• SHORT PROBLEM
Give only a count of the lines that include the string "color".

• RECORDS SHOWN
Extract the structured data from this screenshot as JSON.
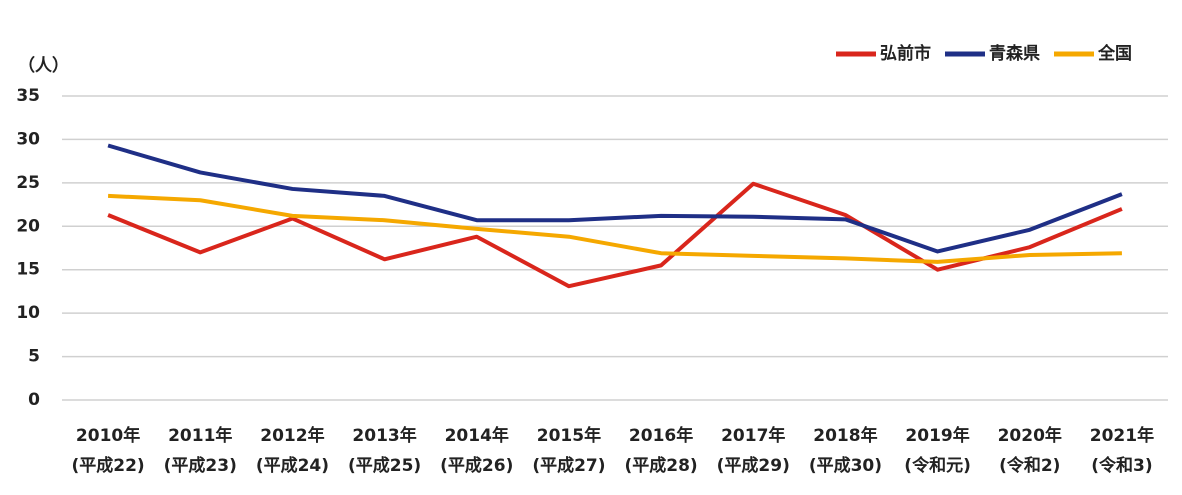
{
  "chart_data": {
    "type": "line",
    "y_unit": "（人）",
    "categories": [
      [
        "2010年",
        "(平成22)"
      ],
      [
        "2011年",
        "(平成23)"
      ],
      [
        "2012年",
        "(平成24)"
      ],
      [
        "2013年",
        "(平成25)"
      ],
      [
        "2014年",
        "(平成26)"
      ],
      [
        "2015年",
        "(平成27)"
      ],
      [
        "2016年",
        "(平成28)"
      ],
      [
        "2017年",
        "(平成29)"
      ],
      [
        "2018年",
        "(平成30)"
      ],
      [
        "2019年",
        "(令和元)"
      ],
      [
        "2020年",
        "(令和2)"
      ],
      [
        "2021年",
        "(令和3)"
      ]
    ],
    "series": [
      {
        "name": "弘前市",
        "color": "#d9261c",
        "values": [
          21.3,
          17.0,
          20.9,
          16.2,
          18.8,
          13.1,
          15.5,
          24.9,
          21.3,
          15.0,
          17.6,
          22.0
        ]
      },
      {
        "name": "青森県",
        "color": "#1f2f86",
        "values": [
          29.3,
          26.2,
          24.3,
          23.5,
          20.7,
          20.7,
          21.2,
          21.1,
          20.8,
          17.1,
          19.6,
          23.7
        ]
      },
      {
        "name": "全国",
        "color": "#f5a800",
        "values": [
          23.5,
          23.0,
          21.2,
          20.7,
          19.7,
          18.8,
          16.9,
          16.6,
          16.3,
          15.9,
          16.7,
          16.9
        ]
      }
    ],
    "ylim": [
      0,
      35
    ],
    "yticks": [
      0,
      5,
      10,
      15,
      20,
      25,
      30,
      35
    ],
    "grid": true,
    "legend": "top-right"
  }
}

• TASK RESPONSE
3